_MATERIAL SUPPLIED_.
[start]
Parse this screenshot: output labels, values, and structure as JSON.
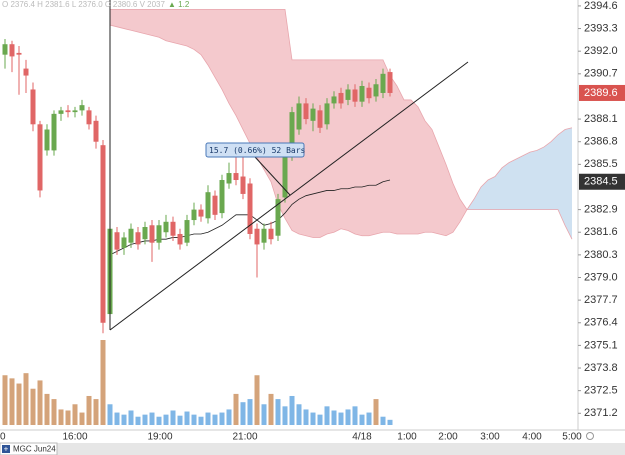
{
  "chart_data": {
    "type": "candlestick",
    "symbol": "MGC Jun24",
    "header": {
      "values": "O 2376.4  H 2381.6  L 2376.0  C 2380.6  V 2037",
      "change": "▲ 1.2"
    },
    "annotation": "15.7 (0.66%) 52 Bars",
    "up_color": "#6aa84f",
    "down_color": "#e06666",
    "candles": {
      "open": [
        2391.8,
        2392.4,
        2391.9,
        2391.0,
        2389.8,
        2387.8,
        2386.3,
        2386.3,
        2388.4,
        2388.6,
        2388.5,
        2388.6,
        2388.6,
        2388.0,
        2386.6,
        2376.9,
        2381.6,
        2380.7,
        2381.0,
        2381.6,
        2381.2,
        2382.0,
        2381.0,
        2381.6,
        2382.2,
        2381.5,
        2381.0,
        2382.3,
        2382.9,
        2382.4,
        2383.7,
        2382.7,
        2384.4,
        2385.0,
        2384.8,
        2384.4,
        2381.8,
        2381.0,
        2381.8,
        2381.4,
        2383.6,
        2386.0,
        2387.5,
        2389.0,
        2388.0,
        2388.6,
        2387.8,
        2389.0,
        2389.6,
        2389.2,
        2389.8,
        2389.1,
        2389.9,
        2389.4,
        2389.6,
        2390.8
      ],
      "high": [
        2392.7,
        2392.6,
        2392.3,
        2391.5,
        2390.2,
        2388.0,
        2387.8,
        2388.6,
        2388.8,
        2388.9,
        2388.8,
        2389.2,
        2388.8,
        2388.3,
        2386.9,
        2382.1,
        2381.9,
        2381.6,
        2382.1,
        2381.9,
        2382.2,
        2382.3,
        2382.3,
        2382.6,
        2382.5,
        2381.8,
        2382.6,
        2383.3,
        2383.2,
        2384.3,
        2384.0,
        2384.9,
        2385.6,
        2385.9,
        2386.0,
        2384.7,
        2382.1,
        2382.1,
        2382.2,
        2383.8,
        2386.3,
        2388.8,
        2389.4,
        2389.3,
        2389.0,
        2388.9,
        2389.3,
        2389.7,
        2389.9,
        2390.1,
        2390.1,
        2390.3,
        2390.2,
        2390.4,
        2391.0,
        2391.0
      ],
      "low": [
        2391.0,
        2390.8,
        2389.5,
        2389.6,
        2387.4,
        2383.6,
        2386.0,
        2386.0,
        2388.0,
        2388.2,
        2388.2,
        2388.3,
        2387.5,
        2386.4,
        2375.8,
        2376.0,
        2380.3,
        2380.3,
        2380.7,
        2380.6,
        2380.9,
        2379.9,
        2380.6,
        2381.3,
        2381.1,
        2380.6,
        2380.8,
        2382.0,
        2382.2,
        2382.1,
        2382.3,
        2382.4,
        2384.1,
        2384.3,
        2383.5,
        2381.2,
        2379.0,
        2380.6,
        2380.9,
        2381.1,
        2383.3,
        2385.7,
        2387.2,
        2387.8,
        2387.4,
        2387.3,
        2387.5,
        2388.7,
        2388.7,
        2388.9,
        2388.8,
        2388.8,
        2389.0,
        2389.1,
        2389.3,
        2389.4
      ],
      "close": [
        2392.4,
        2391.7,
        2391.8,
        2390.6,
        2387.8,
        2384.0,
        2387.5,
        2388.4,
        2388.6,
        2388.5,
        2388.6,
        2388.9,
        2387.8,
        2386.8,
        2376.4,
        2381.8,
        2380.6,
        2381.3,
        2381.8,
        2380.9,
        2381.9,
        2381.0,
        2382.0,
        2382.2,
        2381.4,
        2380.9,
        2382.3,
        2382.9,
        2382.5,
        2383.9,
        2382.6,
        2384.6,
        2385.0,
        2384.6,
        2383.8,
        2381.5,
        2380.9,
        2381.8,
        2381.2,
        2383.5,
        2386.0,
        2388.5,
        2389.0,
        2388.1,
        2388.7,
        2387.6,
        2389.0,
        2389.4,
        2389.0,
        2389.8,
        2389.1,
        2390.0,
        2389.3,
        2390.1,
        2390.7,
        2389.6
      ]
    },
    "volume": {
      "values": [
        48,
        45,
        40,
        50,
        35,
        43,
        30,
        25,
        15,
        14,
        20,
        12,
        28,
        25,
        82,
        20,
        12,
        10,
        14,
        8,
        10,
        12,
        8,
        10,
        14,
        9,
        13,
        10,
        8,
        12,
        10,
        12,
        15,
        30,
        22,
        25,
        48,
        20,
        30,
        25,
        18,
        28,
        20,
        15,
        12,
        10,
        18,
        14,
        12,
        15,
        18,
        10,
        12,
        25,
        8,
        5
      ],
      "colors": [
        "#d4a37a",
        "#d4a37a",
        "#d4a37a",
        "#d4a37a",
        "#d4a37a",
        "#d4a37a",
        "#d4a37a",
        "#d4a37a",
        "#d4a37a",
        "#d4a37a",
        "#d4a37a",
        "#d4a37a",
        "#d4a37a",
        "#d4a37a",
        "#d4a37a",
        "#7fb6e6",
        "#7fb6e6",
        "#7fb6e6",
        "#7fb6e6",
        "#7fb6e6",
        "#7fb6e6",
        "#7fb6e6",
        "#7fb6e6",
        "#7fb6e6",
        "#7fb6e6",
        "#7fb6e6",
        "#7fb6e6",
        "#7fb6e6",
        "#7fb6e6",
        "#7fb6e6",
        "#7fb6e6",
        "#7fb6e6",
        "#7fb6e6",
        "#d4a37a",
        "#7fb6e6",
        "#7fb6e6",
        "#d4a37a",
        "#7fb6e6",
        "#d4a37a",
        "#7fb6e6",
        "#7fb6e6",
        "#7fb6e6",
        "#7fb6e6",
        "#7fb6e6",
        "#7fb6e6",
        "#7fb6e6",
        "#7fb6e6",
        "#7fb6e6",
        "#7fb6e6",
        "#7fb6e6",
        "#7fb6e6",
        "#7fb6e6",
        "#7fb6e6",
        "#d4a37a",
        "#7fb6e6",
        "#7fb6e6"
      ]
    },
    "base_line": {
      "color": "#222222",
      "values": [
        null,
        null,
        null,
        null,
        null,
        null,
        null,
        null,
        null,
        null,
        null,
        null,
        null,
        null,
        null,
        2380.3,
        2380.5,
        2380.7,
        2380.9,
        2381.0,
        2381.1,
        2381.1,
        2381.2,
        2381.2,
        2381.3,
        2381.3,
        2381.4,
        2381.5,
        2381.5,
        2381.6,
        2381.8,
        2382.0,
        2382.3,
        2382.6,
        2382.6,
        2382.6,
        2382.3,
        2382.0,
        2382.1,
        2382.3,
        2382.7,
        2383.2,
        2383.5,
        2383.7,
        2383.8,
        2383.9,
        2384.0,
        2384.0,
        2384.1,
        2384.1,
        2384.2,
        2384.2,
        2384.3,
        2384.3,
        2384.5,
        2384.6
      ]
    },
    "cloud": {
      "bear_color": "#f4c9cd",
      "bull_color": "#cfe1f1",
      "line_color": "#e8a6ad",
      "span_a": [
        null,
        null,
        null,
        null,
        null,
        null,
        null,
        null,
        null,
        null,
        null,
        null,
        null,
        null,
        null,
        2393.5,
        2393.4,
        2393.3,
        2393.2,
        2393.1,
        2393.0,
        2392.9,
        2392.8,
        2392.6,
        2392.5,
        2392.4,
        2392.3,
        2392.1,
        2391.8,
        2391.2,
        2390.5,
        2389.8,
        2389.0,
        2388.3,
        2387.5,
        2386.7,
        2385.9,
        2385.2,
        2384.5,
        2383.2,
        2382.4,
        2381.7,
        2381.5,
        2381.4,
        2381.3,
        2381.3,
        2381.5,
        2381.6,
        2381.8,
        2381.7,
        2381.5,
        2381.4,
        2381.4,
        2381.5,
        2381.6,
        2381.6,
        2381.5,
        2381.5,
        2381.5,
        2381.5,
        2381.6,
        2381.6,
        2381.5,
        2381.4,
        2381.6,
        2382.2,
        2382.9,
        2383.5,
        2384.2,
        2384.6,
        2384.8,
        2385.3,
        2385.6,
        2385.8,
        2386.0,
        2386.2,
        2386.3,
        2386.5,
        2386.8,
        2387.2,
        2387.5,
        2387.6
      ],
      "span_b": [
        null,
        null,
        null,
        null,
        null,
        null,
        null,
        null,
        null,
        null,
        null,
        null,
        null,
        null,
        null,
        2394.4,
        2394.4,
        2394.4,
        2394.4,
        2394.4,
        2394.4,
        2394.4,
        2394.4,
        2394.4,
        2394.4,
        2394.4,
        2394.4,
        2394.4,
        2394.4,
        2394.4,
        2394.4,
        2394.4,
        2394.4,
        2394.4,
        2394.4,
        2394.4,
        2394.4,
        2394.4,
        2394.4,
        2394.4,
        2394.4,
        2391.5,
        2391.5,
        2391.5,
        2391.5,
        2391.5,
        2391.5,
        2391.5,
        2391.5,
        2391.5,
        2391.5,
        2391.5,
        2391.5,
        2391.5,
        2391.5,
        2390.6,
        2390.0,
        2389.2,
        2389.2,
        2388.8,
        2388.0,
        2387.5,
        2386.5,
        2385.5,
        2384.4,
        2383.5,
        2382.9,
        2382.9,
        2382.9,
        2382.9,
        2382.9,
        2382.9,
        2382.9,
        2382.9,
        2382.9,
        2382.9,
        2382.9,
        2382.9,
        2382.9,
        2382.9,
        2382.0,
        2381.2
      ]
    },
    "ylim": [
      2370.24,
      2394.94
    ],
    "yticks": [
      2394.6,
      2393.3,
      {
        "value": 2392.0,
        "label": "2392.0"
      },
      2390.7,
      2388.1,
      2386.8,
      2385.5,
      2382.9,
      2381.6,
      2380.3,
      {
        "value": 2379.0,
        "label": "2379.0"
      },
      2377.7,
      2376.4,
      2375.1,
      2373.8,
      2372.5,
      2371.2
    ],
    "price_markers": [
      {
        "value": 2389.6,
        "color": "#d9534f"
      },
      {
        "value": 2384.5,
        "color": "#333333"
      }
    ],
    "x_labels": [
      "0",
      "16:00",
      "19:00",
      "21:00",
      "4/18",
      "1:00",
      "2:00",
      "3:00",
      "4:00",
      "5:00"
    ]
  }
}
[end]
_EXERCISE PROMPT_. Pick out each line containing the string "values" and copy it.

_RESPONSE FOR THIS EXERCISE_.
Parse this screenshot: output labels, values, and structure as JSON.
      "values": "O 2376.4  H 2381.6  L 2376.0  C 2380.6  V 2037",
      "values": [
      "values": [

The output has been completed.